_EXERCISE MATERIALS_:
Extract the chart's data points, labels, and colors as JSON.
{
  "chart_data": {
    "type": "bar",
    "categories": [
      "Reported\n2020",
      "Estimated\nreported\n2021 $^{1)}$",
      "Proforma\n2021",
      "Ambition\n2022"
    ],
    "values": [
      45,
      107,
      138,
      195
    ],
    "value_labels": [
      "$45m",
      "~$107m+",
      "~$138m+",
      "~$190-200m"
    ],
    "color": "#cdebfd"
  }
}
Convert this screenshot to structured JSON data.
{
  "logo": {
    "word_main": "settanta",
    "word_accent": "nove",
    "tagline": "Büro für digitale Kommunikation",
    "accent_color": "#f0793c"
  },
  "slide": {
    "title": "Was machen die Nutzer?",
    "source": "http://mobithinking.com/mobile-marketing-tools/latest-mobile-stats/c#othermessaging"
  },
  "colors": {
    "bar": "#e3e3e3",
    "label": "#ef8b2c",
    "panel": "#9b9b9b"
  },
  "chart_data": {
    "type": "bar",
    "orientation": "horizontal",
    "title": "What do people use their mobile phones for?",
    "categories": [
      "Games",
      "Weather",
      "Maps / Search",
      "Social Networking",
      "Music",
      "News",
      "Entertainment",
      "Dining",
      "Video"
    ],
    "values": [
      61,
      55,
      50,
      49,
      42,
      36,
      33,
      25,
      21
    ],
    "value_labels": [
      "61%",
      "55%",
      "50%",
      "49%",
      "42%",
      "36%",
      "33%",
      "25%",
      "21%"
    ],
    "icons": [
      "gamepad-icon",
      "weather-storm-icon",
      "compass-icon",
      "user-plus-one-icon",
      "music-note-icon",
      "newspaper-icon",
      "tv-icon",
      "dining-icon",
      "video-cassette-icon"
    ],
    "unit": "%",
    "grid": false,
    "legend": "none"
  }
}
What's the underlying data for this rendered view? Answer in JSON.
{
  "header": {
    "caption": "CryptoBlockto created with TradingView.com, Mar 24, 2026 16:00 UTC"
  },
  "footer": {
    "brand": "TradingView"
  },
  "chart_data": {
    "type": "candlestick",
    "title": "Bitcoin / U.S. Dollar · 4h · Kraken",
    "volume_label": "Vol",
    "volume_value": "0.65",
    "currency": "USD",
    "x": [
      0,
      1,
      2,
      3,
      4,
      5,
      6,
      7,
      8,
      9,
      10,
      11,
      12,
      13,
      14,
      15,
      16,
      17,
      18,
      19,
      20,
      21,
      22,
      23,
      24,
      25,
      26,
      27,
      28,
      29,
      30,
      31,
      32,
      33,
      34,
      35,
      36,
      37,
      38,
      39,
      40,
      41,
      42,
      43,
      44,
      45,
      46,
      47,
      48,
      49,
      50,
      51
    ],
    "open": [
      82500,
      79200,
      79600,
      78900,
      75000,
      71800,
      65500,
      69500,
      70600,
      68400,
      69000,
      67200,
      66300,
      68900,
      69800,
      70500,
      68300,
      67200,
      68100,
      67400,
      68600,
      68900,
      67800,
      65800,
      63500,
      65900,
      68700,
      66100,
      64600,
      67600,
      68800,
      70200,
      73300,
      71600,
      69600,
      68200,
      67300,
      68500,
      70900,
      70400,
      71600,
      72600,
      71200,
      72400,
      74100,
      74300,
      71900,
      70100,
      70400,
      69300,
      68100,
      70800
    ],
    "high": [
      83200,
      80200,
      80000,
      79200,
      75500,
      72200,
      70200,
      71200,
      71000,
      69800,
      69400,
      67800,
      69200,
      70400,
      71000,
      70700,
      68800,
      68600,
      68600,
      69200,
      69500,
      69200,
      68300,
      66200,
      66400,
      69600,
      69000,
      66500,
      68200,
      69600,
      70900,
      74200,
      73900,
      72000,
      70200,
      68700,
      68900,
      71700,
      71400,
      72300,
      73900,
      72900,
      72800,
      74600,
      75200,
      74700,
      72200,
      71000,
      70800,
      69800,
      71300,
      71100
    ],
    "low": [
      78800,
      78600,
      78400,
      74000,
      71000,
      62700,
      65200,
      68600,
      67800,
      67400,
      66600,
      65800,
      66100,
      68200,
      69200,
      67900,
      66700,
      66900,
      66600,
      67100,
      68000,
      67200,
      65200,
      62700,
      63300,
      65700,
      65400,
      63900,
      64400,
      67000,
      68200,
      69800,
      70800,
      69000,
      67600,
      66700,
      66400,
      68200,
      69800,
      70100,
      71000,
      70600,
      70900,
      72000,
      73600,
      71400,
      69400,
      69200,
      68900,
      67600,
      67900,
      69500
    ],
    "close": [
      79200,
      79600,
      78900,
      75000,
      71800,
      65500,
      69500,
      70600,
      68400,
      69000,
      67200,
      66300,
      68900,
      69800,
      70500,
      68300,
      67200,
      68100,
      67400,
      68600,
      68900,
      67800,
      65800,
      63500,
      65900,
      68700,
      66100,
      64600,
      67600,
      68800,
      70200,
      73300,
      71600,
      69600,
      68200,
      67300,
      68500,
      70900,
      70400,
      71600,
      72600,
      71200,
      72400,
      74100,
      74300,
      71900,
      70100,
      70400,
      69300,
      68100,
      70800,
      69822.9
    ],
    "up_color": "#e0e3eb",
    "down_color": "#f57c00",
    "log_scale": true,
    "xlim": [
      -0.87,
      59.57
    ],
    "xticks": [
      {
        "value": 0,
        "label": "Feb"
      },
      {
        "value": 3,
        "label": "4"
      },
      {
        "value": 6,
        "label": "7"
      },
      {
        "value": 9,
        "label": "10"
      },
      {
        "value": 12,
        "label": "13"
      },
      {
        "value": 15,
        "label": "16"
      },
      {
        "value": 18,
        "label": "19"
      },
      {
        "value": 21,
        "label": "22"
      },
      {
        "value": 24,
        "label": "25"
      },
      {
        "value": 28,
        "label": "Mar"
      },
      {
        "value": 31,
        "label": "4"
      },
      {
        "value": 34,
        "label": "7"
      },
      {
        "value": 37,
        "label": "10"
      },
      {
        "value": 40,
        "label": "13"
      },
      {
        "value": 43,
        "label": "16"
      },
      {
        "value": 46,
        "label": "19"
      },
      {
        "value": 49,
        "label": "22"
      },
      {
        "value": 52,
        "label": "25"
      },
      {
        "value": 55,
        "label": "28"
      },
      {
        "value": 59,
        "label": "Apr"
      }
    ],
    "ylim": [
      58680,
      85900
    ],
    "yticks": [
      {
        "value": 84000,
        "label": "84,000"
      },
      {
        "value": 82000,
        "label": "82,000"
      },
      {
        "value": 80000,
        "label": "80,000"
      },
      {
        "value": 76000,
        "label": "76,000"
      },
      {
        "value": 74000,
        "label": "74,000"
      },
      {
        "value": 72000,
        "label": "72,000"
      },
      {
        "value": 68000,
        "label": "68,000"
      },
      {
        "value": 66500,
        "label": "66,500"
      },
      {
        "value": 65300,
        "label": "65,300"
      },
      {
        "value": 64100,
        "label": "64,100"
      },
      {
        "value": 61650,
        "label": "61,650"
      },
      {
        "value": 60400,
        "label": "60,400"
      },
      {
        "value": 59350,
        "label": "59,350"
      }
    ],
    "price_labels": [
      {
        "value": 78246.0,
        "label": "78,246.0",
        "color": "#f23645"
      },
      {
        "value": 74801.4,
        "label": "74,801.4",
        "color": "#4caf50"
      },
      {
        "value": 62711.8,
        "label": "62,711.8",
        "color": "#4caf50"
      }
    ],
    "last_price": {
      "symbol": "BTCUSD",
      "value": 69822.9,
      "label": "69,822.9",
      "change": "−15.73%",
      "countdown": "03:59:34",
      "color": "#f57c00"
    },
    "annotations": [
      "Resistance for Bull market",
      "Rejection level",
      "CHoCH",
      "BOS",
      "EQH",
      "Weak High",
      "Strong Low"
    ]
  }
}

_TASK GOAL_: Return the listing above in its exact form.

_REPLY TO THE TASK_:
Extract the chart's data points, labels, and colors as JSON.
{
  "chart_data": {
    "type": "bar",
    "categories": [
      "Reported\n2020",
      "Estimated\nreported\n2021 $^{1)}$",
      "Proforma\n2021",
      "Ambition\n2022"
    ],
    "values": [
      45,
      107,
      138,
      195
    ],
    "value_labels": [
      "$45m",
      "~$107m+",
      "~$138m+",
      "~$190-200m"
    ],
    "color": "#cdebfd"
  }
}
Convert this screenshot to structured JSON data.
{
  "logo": {
    "word_main": "settanta",
    "word_accent": "nove",
    "tagline": "Büro für digitale Kommunikation",
    "accent_color": "#f0793c"
  },
  "slide": {
    "title": "Was machen die Nutzer?",
    "source": "http://mobithinking.com/mobile-marketing-tools/latest-mobile-stats/c#othermessaging"
  },
  "colors": {
    "bar": "#e3e3e3",
    "label": "#ef8b2c",
    "panel": "#9b9b9b"
  },
  "chart_data": {
    "type": "bar",
    "orientation": "horizontal",
    "title": "What do people use their mobile phones for?",
    "categories": [
      "Games",
      "Weather",
      "Maps / Search",
      "Social Networking",
      "Music",
      "News",
      "Entertainment",
      "Dining",
      "Video"
    ],
    "values": [
      61,
      55,
      50,
      49,
      42,
      36,
      33,
      25,
      21
    ],
    "value_labels": [
      "61%",
      "55%",
      "50%",
      "49%",
      "42%",
      "36%",
      "33%",
      "25%",
      "21%"
    ],
    "icons": [
      "gamepad-icon",
      "weather-storm-icon",
      "compass-icon",
      "user-plus-one-icon",
      "music-note-icon",
      "newspaper-icon",
      "tv-icon",
      "dining-icon",
      "video-cassette-icon"
    ],
    "unit": "%",
    "grid": false,
    "legend": "none"
  }
}
What's the underlying data for this rendered view? Answer in JSON.
{
  "header": {
    "caption": "CryptoBlockto created with TradingView.com, Mar 24, 2026 16:00 UTC"
  },
  "footer": {
    "brand": "TradingView"
  },
  "chart_data": {
    "type": "candlestick",
    "title": "Bitcoin / U.S. Dollar · 4h · Kraken",
    "volume_label": "Vol",
    "volume_value": "0.65",
    "currency": "USD",
    "x": [
      0,
      1,
      2,
      3,
      4,
      5,
      6,
      7,
      8,
      9,
      10,
      11,
      12,
      13,
      14,
      15,
      16,
      17,
      18,
      19,
      20,
      21,
      22,
      23,
      24,
      25,
      26,
      27,
      28,
      29,
      30,
      31,
      32,
      33,
      34,
      35,
      36,
      37,
      38,
      39,
      40,
      41,
      42,
      43,
      44,
      45,
      46,
      47,
      48,
      49,
      50,
      51
    ],
    "open": [
      82500,
      79200,
      79600,
      78900,
      75000,
      71800,
      65500,
      69500,
      70600,
      68400,
      69000,
      67200,
      66300,
      68900,
      69800,
      70500,
      68300,
      67200,
      68100,
      67400,
      68600,
      68900,
      67800,
      65800,
      63500,
      65900,
      68700,
      66100,
      64600,
      67600,
      68800,
      70200,
      73300,
      71600,
      69600,
      68200,
      67300,
      68500,
      70900,
      70400,
      71600,
      72600,
      71200,
      72400,
      74100,
      74300,
      71900,
      70100,
      70400,
      69300,
      68100,
      70800
    ],
    "high": [
      83200,
      80200,
      80000,
      79200,
      75500,
      72200,
      70200,
      71200,
      71000,
      69800,
      69400,
      67800,
      69200,
      70400,
      71000,
      70700,
      68800,
      68600,
      68600,
      69200,
      69500,
      69200,
      68300,
      66200,
      66400,
      69600,
      69000,
      66500,
      68200,
      69600,
      70900,
      74200,
      73900,
      72000,
      70200,
      68700,
      68900,
      71700,
      71400,
      72300,
      73900,
      72900,
      72800,
      74600,
      75200,
      74700,
      72200,
      71000,
      70800,
      69800,
      71300,
      71100
    ],
    "low": [
      78800,
      78600,
      78400,
      74000,
      71000,
      62700,
      65200,
      68600,
      67800,
      67400,
      66600,
      65800,
      66100,
      68200,
      69200,
      67900,
      66700,
      66900,
      66600,
      67100,
      68000,
      67200,
      65200,
      62700,
      63300,
      65700,
      65400,
      63900,
      64400,
      67000,
      68200,
      69800,
      70800,
      69000,
      67600,
      66700,
      66400,
      68200,
      69800,
      70100,
      71000,
      70600,
      70900,
      72000,
      73600,
      71400,
      69400,
      69200,
      68900,
      67600,
      67900,
      69500
    ],
    "close": [
      79200,
      79600,
      78900,
      75000,
      71800,
      65500,
      69500,
      70600,
      68400,
      69000,
      67200,
      66300,
      68900,
      69800,
      70500,
      68300,
      67200,
      68100,
      67400,
      68600,
      68900,
      67800,
      65800,
      63500,
      65900,
      68700,
      66100,
      64600,
      67600,
      68800,
      70200,
      73300,
      71600,
      69600,
      68200,
      67300,
      68500,
      70900,
      70400,
      71600,
      72600,
      71200,
      72400,
      74100,
      74300,
      71900,
      70100,
      70400,
      69300,
      68100,
      70800,
      69822.9
    ],
    "up_color": "#e0e3eb",
    "down_color": "#f57c00",
    "log_scale": true,
    "xlim": [
      -0.87,
      59.57
    ],
    "xticks": [
      {
        "value": 0,
        "label": "Feb"
      },
      {
        "value": 3,
        "label": "4"
      },
      {
        "value": 6,
        "label": "7"
      },
      {
        "value": 9,
        "label": "10"
      },
      {
        "value": 12,
        "label": "13"
      },
      {
        "value": 15,
        "label": "16"
      },
      {
        "value": 18,
        "label": "19"
      },
      {
        "value": 21,
        "label": "22"
      },
      {
        "value": 24,
        "label": "25"
      },
      {
        "value": 28,
        "label": "Mar"
      },
      {
        "value": 31,
        "label": "4"
      },
      {
        "value": 34,
        "label": "7"
      },
      {
        "value": 37,
        "label": "10"
      },
      {
        "value": 40,
        "label": "13"
      },
      {
        "value": 43,
        "label": "16"
      },
      {
        "value": 46,
        "label": "19"
      },
      {
        "value": 49,
        "label": "22"
      },
      {
        "value": 52,
        "label": "25"
      },
      {
        "value": 55,
        "label": "28"
      },
      {
        "value": 59,
        "label": "Apr"
      }
    ],
    "ylim": [
      58680,
      85900
    ],
    "yticks": [
      {
        "value": 84000,
        "label": "84,000"
      },
      {
        "value": 82000,
        "label": "82,000"
      },
      {
        "value": 80000,
        "label": "80,000"
      },
      {
        "value": 76000,
        "label": "76,000"
      },
      {
        "value": 74000,
        "label": "74,000"
      },
      {
        "value": 72000,
        "label": "72,000"
      },
      {
        "value": 68000,
        "label": "68,000"
      },
      {
        "value": 66500,
        "label": "66,500"
      },
      {
        "value": 65300,
        "label": "65,300"
      },
      {
        "value": 64100,
        "label": "64,100"
      },
      {
        "value": 61650,
        "label": "61,650"
      },
      {
        "value": 60400,
        "label": "60,400"
      },
      {
        "value": 59350,
        "label": "59,350"
      }
    ],
    "price_labels": [
      {
        "value": 78246.0,
        "label": "78,246.0",
        "color": "#f23645"
      },
      {
        "value": 74801.4,
        "label": "74,801.4",
        "color": "#4caf50"
      },
      {
        "value": 62711.8,
        "label": "62,711.8",
        "color": "#4caf50"
      }
    ],
    "last_price": {
      "symbol": "BTCUSD",
      "value": 69822.9,
      "label": "69,822.9",
      "change": "−15.73%",
      "countdown": "03:59:34",
      "color": "#f57c00"
    },
    "annotations": [
      "Resistance for Bull market",
      "Rejection level",
      "CHoCH",
      "BOS",
      "EQH",
      "Weak High",
      "Strong Low"
    ]
  }
}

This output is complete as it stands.